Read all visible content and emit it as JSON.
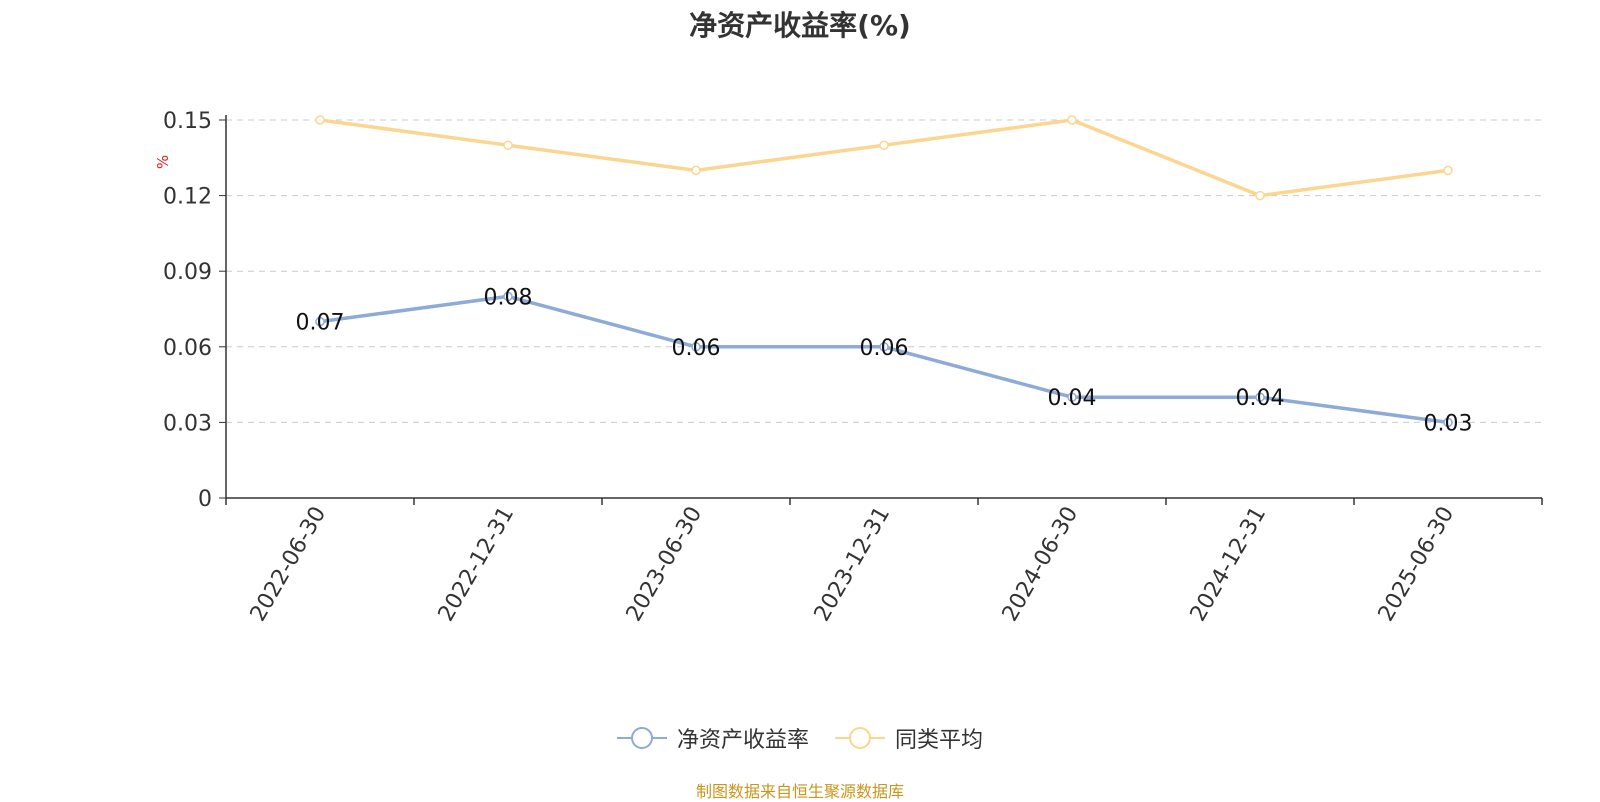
{
  "title": "净资产收益率(%)",
  "source_note": "制图数据来自恒生聚源数据库",
  "colors": {
    "series1": "#8eaad8",
    "series2": "#fcd58f",
    "axis": "#333333",
    "grid": "#cccccc",
    "unit": "#e02020"
  },
  "chart_data": {
    "type": "line",
    "title": "净资产收益率(%)",
    "ylabel": "%",
    "ylim": [
      0,
      0.15
    ],
    "yticks": [
      "0",
      "0.03",
      "0.06",
      "0.09",
      "0.12",
      "0.15"
    ],
    "ytick_values": [
      0,
      0.03,
      0.06,
      0.09,
      0.12,
      0.15
    ],
    "categories": [
      "2022-06-30",
      "2022-12-31",
      "2023-06-30",
      "2023-12-31",
      "2024-06-30",
      "2024-12-31",
      "2025-06-30"
    ],
    "grid": true,
    "legend_position": "bottom",
    "series": [
      {
        "name": "净资产收益率",
        "values": [
          0.07,
          0.08,
          0.06,
          0.06,
          0.04,
          0.04,
          0.03
        ],
        "labels": [
          "0.07",
          "0.08",
          "0.06",
          "0.06",
          "0.04",
          "0.04",
          "0.03"
        ]
      },
      {
        "name": "同类平均",
        "values": [
          0.15,
          0.14,
          0.13,
          0.14,
          0.15,
          0.12,
          0.13
        ]
      }
    ]
  }
}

+++++

Exercise brief: Copy the data character for character, but drop all pictures from the copy.

Worked solution:
Read all visible content and emit it as JSON.
{
  "title": "净资产收益率(%)",
  "source_note": "制图数据来自恒生聚源数据库",
  "colors": {
    "series1": "#8eaad8",
    "series2": "#fcd58f",
    "axis": "#333333",
    "grid": "#cccccc",
    "unit": "#e02020"
  },
  "chart_data": {
    "type": "line",
    "title": "净资产收益率(%)",
    "ylabel": "%",
    "ylim": [
      0,
      0.15
    ],
    "yticks": [
      "0",
      "0.03",
      "0.06",
      "0.09",
      "0.12",
      "0.15"
    ],
    "ytick_values": [
      0,
      0.03,
      0.06,
      0.09,
      0.12,
      0.15
    ],
    "categories": [
      "2022-06-30",
      "2022-12-31",
      "2023-06-30",
      "2023-12-31",
      "2024-06-30",
      "2024-12-31",
      "2025-06-30"
    ],
    "grid": true,
    "legend_position": "bottom",
    "series": [
      {
        "name": "净资产收益率",
        "values": [
          0.07,
          0.08,
          0.06,
          0.06,
          0.04,
          0.04,
          0.03
        ],
        "labels": [
          "0.07",
          "0.08",
          "0.06",
          "0.06",
          "0.04",
          "0.04",
          "0.03"
        ]
      },
      {
        "name": "同类平均",
        "values": [
          0.15,
          0.14,
          0.13,
          0.14,
          0.15,
          0.12,
          0.13
        ]
      }
    ]
  }
}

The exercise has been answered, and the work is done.